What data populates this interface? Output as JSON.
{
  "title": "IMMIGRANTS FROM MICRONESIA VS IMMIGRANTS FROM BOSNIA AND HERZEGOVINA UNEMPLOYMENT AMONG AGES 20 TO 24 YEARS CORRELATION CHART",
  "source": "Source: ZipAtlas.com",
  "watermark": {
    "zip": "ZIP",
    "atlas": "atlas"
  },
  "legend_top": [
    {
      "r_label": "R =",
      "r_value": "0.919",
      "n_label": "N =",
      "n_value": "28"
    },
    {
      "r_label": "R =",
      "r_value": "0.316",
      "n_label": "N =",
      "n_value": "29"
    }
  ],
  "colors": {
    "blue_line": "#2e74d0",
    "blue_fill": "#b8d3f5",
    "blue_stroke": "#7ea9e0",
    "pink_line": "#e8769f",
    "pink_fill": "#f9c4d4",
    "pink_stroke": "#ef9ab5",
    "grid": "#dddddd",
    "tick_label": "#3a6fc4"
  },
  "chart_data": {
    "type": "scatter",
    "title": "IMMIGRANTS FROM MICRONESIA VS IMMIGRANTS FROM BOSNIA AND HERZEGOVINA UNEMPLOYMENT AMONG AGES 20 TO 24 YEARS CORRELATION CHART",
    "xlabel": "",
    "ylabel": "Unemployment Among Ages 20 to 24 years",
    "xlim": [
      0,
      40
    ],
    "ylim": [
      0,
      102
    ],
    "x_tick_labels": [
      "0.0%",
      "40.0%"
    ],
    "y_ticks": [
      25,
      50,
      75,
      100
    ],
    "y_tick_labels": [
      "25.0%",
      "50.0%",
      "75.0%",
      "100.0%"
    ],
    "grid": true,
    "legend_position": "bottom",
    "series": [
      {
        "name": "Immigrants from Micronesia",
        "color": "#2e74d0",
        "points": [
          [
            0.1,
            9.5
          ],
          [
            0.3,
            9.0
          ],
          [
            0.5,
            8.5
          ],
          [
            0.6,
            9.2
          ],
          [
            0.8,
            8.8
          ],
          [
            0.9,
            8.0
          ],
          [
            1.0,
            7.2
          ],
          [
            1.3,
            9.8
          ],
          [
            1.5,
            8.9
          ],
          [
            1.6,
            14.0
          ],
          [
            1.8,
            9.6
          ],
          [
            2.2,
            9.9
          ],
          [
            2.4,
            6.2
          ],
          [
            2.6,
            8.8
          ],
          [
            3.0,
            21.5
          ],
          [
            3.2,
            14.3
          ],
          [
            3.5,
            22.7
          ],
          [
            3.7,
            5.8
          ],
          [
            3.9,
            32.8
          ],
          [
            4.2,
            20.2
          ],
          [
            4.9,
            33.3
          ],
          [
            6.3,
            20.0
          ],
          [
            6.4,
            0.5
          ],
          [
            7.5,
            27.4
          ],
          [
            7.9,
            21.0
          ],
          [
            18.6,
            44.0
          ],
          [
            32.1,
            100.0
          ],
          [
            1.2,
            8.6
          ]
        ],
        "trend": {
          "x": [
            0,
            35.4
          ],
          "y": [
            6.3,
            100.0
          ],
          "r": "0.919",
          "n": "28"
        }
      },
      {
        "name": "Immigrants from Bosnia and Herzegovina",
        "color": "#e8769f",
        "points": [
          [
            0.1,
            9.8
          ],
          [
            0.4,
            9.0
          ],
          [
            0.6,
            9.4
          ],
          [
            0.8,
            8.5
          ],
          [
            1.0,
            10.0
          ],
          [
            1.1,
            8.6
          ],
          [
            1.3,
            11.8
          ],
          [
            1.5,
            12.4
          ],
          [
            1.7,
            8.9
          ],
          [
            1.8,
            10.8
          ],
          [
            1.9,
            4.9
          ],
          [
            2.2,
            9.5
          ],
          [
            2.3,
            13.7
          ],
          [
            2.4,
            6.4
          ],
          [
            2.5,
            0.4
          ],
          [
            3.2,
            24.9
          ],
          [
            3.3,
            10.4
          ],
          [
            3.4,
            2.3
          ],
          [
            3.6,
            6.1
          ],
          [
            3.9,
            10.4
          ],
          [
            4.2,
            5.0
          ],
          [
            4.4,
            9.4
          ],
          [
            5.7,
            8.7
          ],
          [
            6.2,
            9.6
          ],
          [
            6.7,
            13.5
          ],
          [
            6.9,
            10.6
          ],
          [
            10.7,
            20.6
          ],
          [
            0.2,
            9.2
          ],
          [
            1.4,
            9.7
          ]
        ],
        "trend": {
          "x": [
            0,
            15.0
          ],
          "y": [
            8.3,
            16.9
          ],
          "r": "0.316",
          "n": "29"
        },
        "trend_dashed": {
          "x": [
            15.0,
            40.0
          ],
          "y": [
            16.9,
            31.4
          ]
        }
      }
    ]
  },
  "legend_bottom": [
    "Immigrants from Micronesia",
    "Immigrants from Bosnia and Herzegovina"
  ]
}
--------------------------------
Aim. Exactly reproduce every line found in the records.

Solution.
What data populates this interface? Output as JSON.
{
  "title": "IMMIGRANTS FROM MICRONESIA VS IMMIGRANTS FROM BOSNIA AND HERZEGOVINA UNEMPLOYMENT AMONG AGES 20 TO 24 YEARS CORRELATION CHART",
  "source": "Source: ZipAtlas.com",
  "watermark": {
    "zip": "ZIP",
    "atlas": "atlas"
  },
  "legend_top": [
    {
      "r_label": "R =",
      "r_value": "0.919",
      "n_label": "N =",
      "n_value": "28"
    },
    {
      "r_label": "R =",
      "r_value": "0.316",
      "n_label": "N =",
      "n_value": "29"
    }
  ],
  "colors": {
    "blue_line": "#2e74d0",
    "blue_fill": "#b8d3f5",
    "blue_stroke": "#7ea9e0",
    "pink_line": "#e8769f",
    "pink_fill": "#f9c4d4",
    "pink_stroke": "#ef9ab5",
    "grid": "#dddddd",
    "tick_label": "#3a6fc4"
  },
  "chart_data": {
    "type": "scatter",
    "title": "IMMIGRANTS FROM MICRONESIA VS IMMIGRANTS FROM BOSNIA AND HERZEGOVINA UNEMPLOYMENT AMONG AGES 20 TO 24 YEARS CORRELATION CHART",
    "xlabel": "",
    "ylabel": "Unemployment Among Ages 20 to 24 years",
    "xlim": [
      0,
      40
    ],
    "ylim": [
      0,
      102
    ],
    "x_tick_labels": [
      "0.0%",
      "40.0%"
    ],
    "y_ticks": [
      25,
      50,
      75,
      100
    ],
    "y_tick_labels": [
      "25.0%",
      "50.0%",
      "75.0%",
      "100.0%"
    ],
    "grid": true,
    "legend_position": "bottom",
    "series": [
      {
        "name": "Immigrants from Micronesia",
        "color": "#2e74d0",
        "points": [
          [
            0.1,
            9.5
          ],
          [
            0.3,
            9.0
          ],
          [
            0.5,
            8.5
          ],
          [
            0.6,
            9.2
          ],
          [
            0.8,
            8.8
          ],
          [
            0.9,
            8.0
          ],
          [
            1.0,
            7.2
          ],
          [
            1.3,
            9.8
          ],
          [
            1.5,
            8.9
          ],
          [
            1.6,
            14.0
          ],
          [
            1.8,
            9.6
          ],
          [
            2.2,
            9.9
          ],
          [
            2.4,
            6.2
          ],
          [
            2.6,
            8.8
          ],
          [
            3.0,
            21.5
          ],
          [
            3.2,
            14.3
          ],
          [
            3.5,
            22.7
          ],
          [
            3.7,
            5.8
          ],
          [
            3.9,
            32.8
          ],
          [
            4.2,
            20.2
          ],
          [
            4.9,
            33.3
          ],
          [
            6.3,
            20.0
          ],
          [
            6.4,
            0.5
          ],
          [
            7.5,
            27.4
          ],
          [
            7.9,
            21.0
          ],
          [
            18.6,
            44.0
          ],
          [
            32.1,
            100.0
          ],
          [
            1.2,
            8.6
          ]
        ],
        "trend": {
          "x": [
            0,
            35.4
          ],
          "y": [
            6.3,
            100.0
          ],
          "r": "0.919",
          "n": "28"
        }
      },
      {
        "name": "Immigrants from Bosnia and Herzegovina",
        "color": "#e8769f",
        "points": [
          [
            0.1,
            9.8
          ],
          [
            0.4,
            9.0
          ],
          [
            0.6,
            9.4
          ],
          [
            0.8,
            8.5
          ],
          [
            1.0,
            10.0
          ],
          [
            1.1,
            8.6
          ],
          [
            1.3,
            11.8
          ],
          [
            1.5,
            12.4
          ],
          [
            1.7,
            8.9
          ],
          [
            1.8,
            10.8
          ],
          [
            1.9,
            4.9
          ],
          [
            2.2,
            9.5
          ],
          [
            2.3,
            13.7
          ],
          [
            2.4,
            6.4
          ],
          [
            2.5,
            0.4
          ],
          [
            3.2,
            24.9
          ],
          [
            3.3,
            10.4
          ],
          [
            3.4,
            2.3
          ],
          [
            3.6,
            6.1
          ],
          [
            3.9,
            10.4
          ],
          [
            4.2,
            5.0
          ],
          [
            4.4,
            9.4
          ],
          [
            5.7,
            8.7
          ],
          [
            6.2,
            9.6
          ],
          [
            6.7,
            13.5
          ],
          [
            6.9,
            10.6
          ],
          [
            10.7,
            20.6
          ],
          [
            0.2,
            9.2
          ],
          [
            1.4,
            9.7
          ]
        ],
        "trend": {
          "x": [
            0,
            15.0
          ],
          "y": [
            8.3,
            16.9
          ],
          "r": "0.316",
          "n": "29"
        },
        "trend_dashed": {
          "x": [
            15.0,
            40.0
          ],
          "y": [
            16.9,
            31.4
          ]
        }
      }
    ]
  },
  "legend_bottom": [
    "Immigrants from Micronesia",
    "Immigrants from Bosnia and Herzegovina"
  ]
}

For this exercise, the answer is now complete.